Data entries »
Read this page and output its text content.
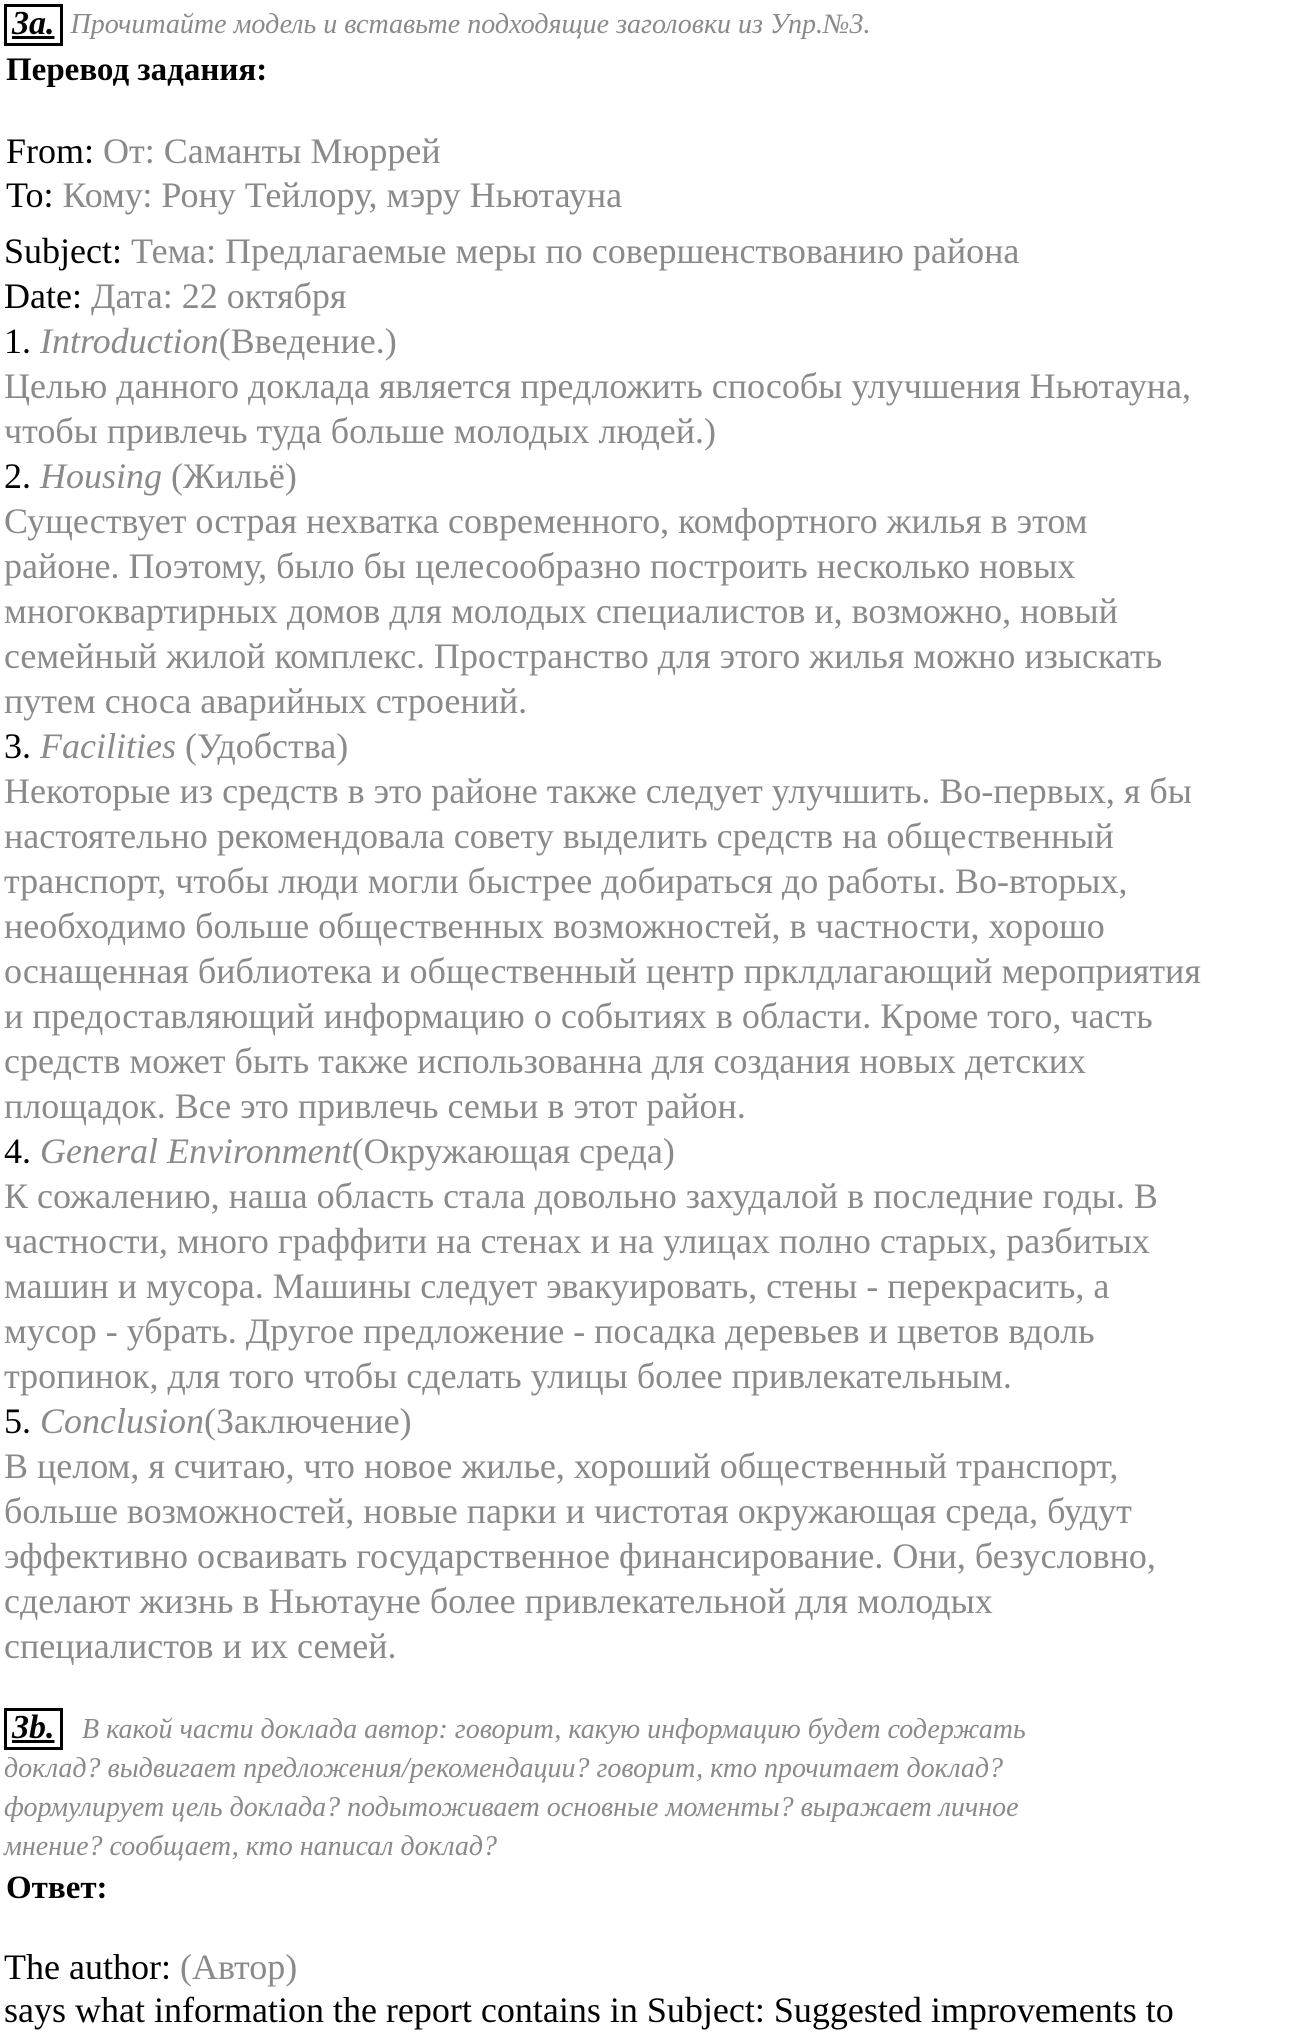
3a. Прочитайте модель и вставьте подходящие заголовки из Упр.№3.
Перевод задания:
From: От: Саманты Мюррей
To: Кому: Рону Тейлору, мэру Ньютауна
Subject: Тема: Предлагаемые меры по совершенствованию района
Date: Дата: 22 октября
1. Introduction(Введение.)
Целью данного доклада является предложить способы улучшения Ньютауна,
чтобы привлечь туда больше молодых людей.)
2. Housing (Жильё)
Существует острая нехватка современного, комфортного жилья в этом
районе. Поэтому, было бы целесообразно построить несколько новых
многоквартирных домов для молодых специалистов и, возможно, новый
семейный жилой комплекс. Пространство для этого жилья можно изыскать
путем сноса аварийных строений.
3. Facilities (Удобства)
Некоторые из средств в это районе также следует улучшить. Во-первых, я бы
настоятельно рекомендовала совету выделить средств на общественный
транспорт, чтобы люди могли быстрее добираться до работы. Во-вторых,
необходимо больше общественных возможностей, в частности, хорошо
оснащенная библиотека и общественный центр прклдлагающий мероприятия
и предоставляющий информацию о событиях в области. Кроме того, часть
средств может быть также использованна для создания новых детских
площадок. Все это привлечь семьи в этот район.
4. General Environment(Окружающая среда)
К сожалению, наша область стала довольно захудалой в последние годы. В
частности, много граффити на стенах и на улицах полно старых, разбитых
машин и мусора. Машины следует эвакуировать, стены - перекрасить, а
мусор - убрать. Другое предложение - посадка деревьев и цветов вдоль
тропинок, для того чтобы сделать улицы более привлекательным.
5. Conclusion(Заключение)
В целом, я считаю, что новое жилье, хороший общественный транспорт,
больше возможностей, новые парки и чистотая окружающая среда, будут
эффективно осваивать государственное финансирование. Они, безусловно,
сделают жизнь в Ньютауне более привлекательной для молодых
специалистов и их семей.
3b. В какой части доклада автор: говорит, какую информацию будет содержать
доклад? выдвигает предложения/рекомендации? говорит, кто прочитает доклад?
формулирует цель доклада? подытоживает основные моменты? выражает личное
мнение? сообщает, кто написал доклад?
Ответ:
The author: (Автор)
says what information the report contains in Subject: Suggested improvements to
==
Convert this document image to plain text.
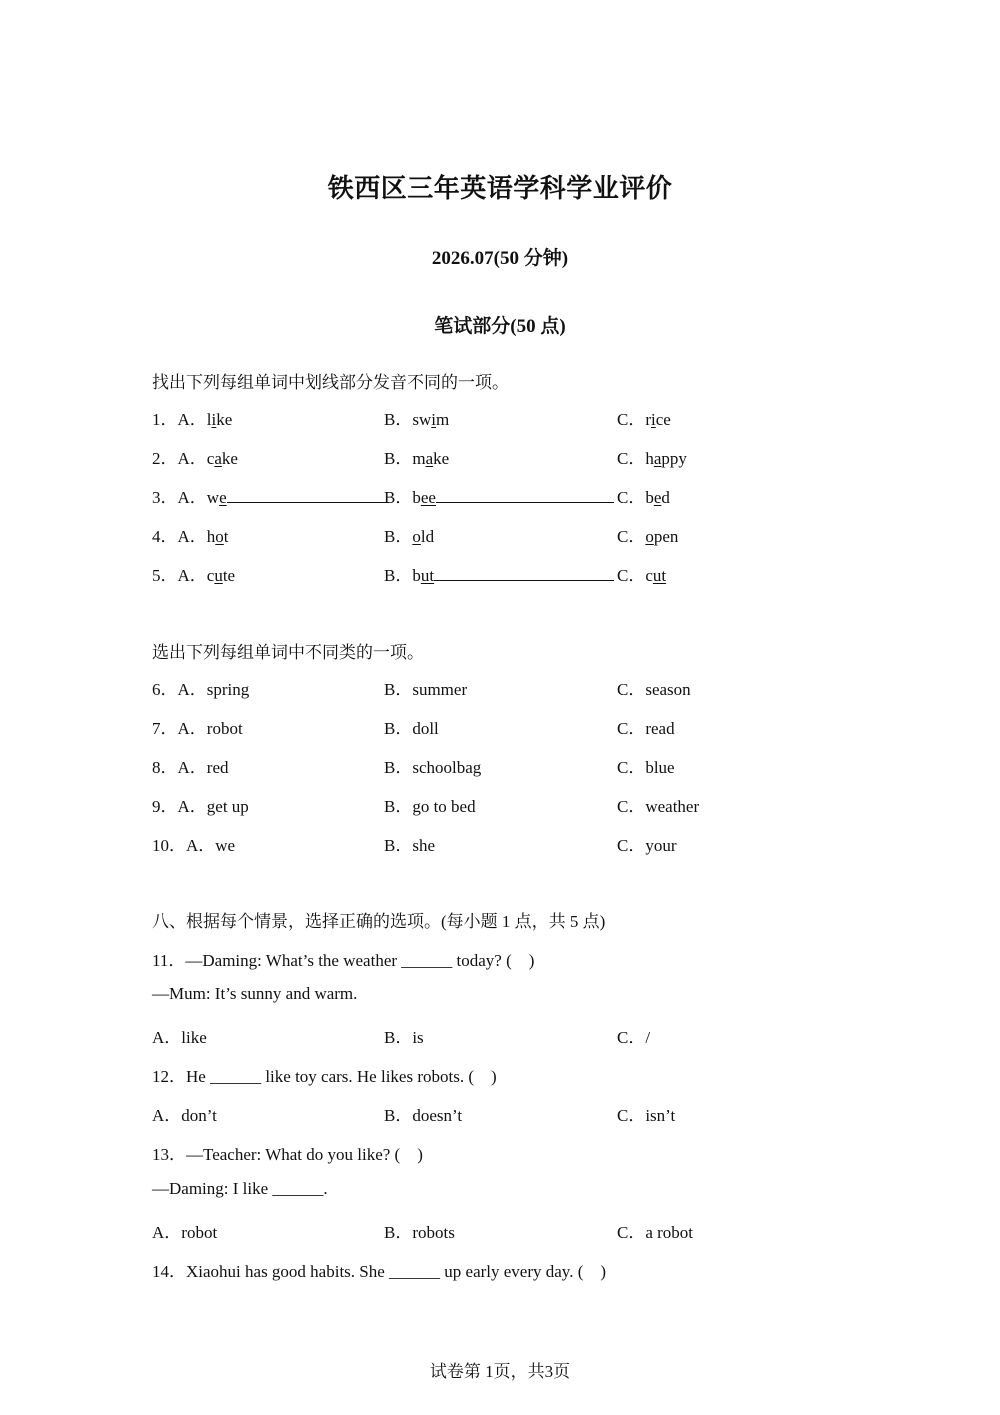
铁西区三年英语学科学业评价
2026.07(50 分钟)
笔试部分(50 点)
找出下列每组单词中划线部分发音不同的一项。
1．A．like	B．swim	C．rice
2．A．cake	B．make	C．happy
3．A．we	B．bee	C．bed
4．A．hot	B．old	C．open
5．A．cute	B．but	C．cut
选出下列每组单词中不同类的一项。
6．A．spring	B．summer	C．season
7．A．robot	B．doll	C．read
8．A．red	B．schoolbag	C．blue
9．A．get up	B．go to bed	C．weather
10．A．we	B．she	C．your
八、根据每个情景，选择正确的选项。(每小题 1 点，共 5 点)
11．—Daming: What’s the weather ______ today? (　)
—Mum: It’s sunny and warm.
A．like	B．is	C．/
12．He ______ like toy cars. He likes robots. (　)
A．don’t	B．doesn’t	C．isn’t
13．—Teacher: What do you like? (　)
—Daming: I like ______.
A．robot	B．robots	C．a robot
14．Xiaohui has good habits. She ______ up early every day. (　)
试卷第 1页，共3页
---
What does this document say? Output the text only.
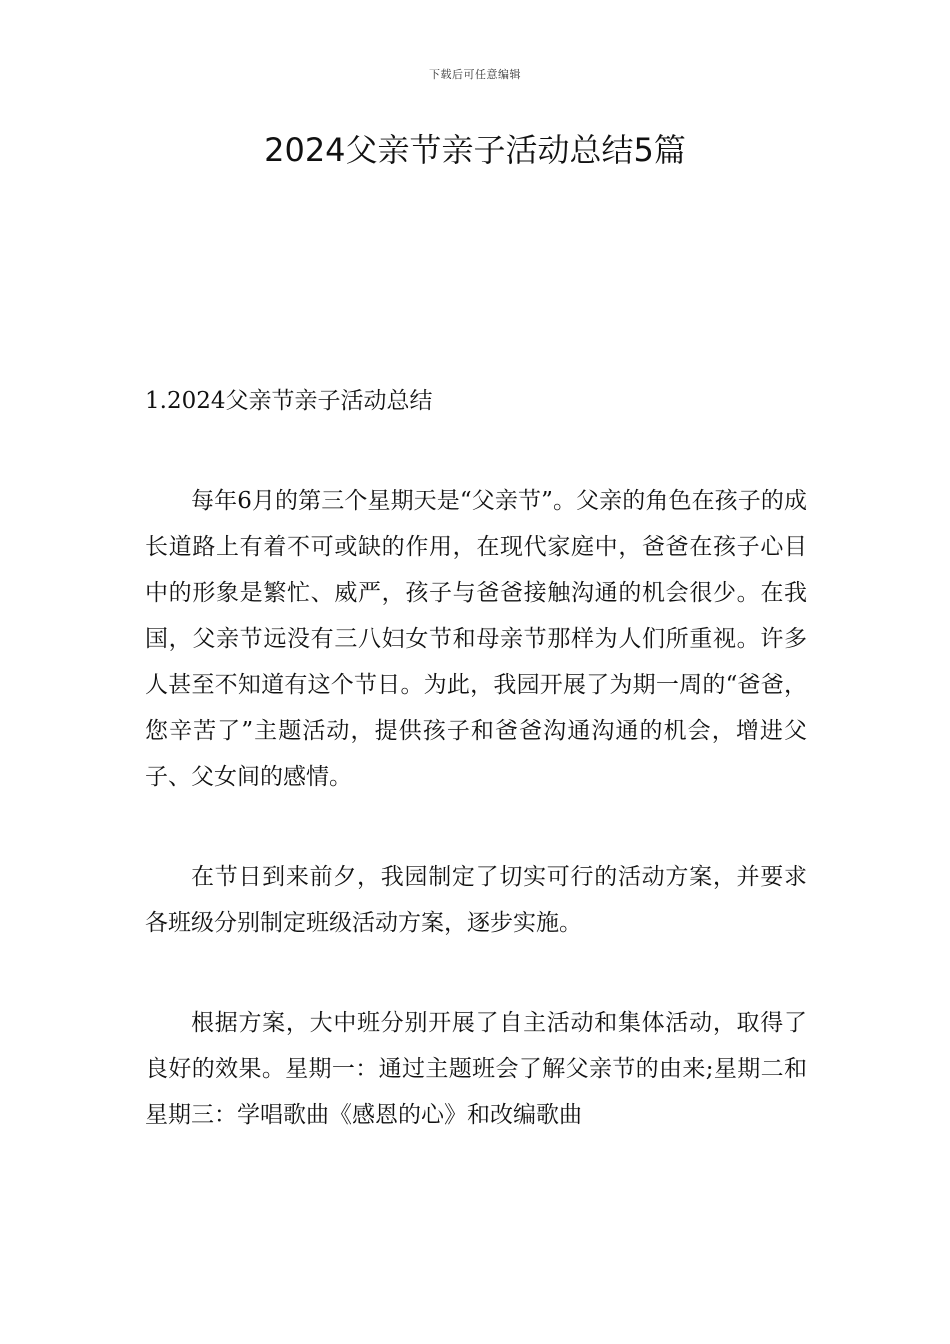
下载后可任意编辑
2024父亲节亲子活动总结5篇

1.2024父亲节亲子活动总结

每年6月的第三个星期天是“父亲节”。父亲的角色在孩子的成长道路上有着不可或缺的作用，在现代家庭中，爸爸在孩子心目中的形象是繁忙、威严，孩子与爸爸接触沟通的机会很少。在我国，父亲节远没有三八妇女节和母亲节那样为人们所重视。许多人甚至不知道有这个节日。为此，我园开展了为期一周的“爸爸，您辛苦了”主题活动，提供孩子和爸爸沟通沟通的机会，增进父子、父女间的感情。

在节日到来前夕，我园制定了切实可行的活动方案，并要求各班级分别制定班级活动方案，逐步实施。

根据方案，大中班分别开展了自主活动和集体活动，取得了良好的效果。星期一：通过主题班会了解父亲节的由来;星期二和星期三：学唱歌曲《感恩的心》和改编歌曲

EXERCISE GOAL » Every line in the data that holds "привлечь" should be copied out.

EXPECTED ANSWER »
чтобы привлечь туда больше молодых людей.)
площадок. Все это привлечь семьи в этот район.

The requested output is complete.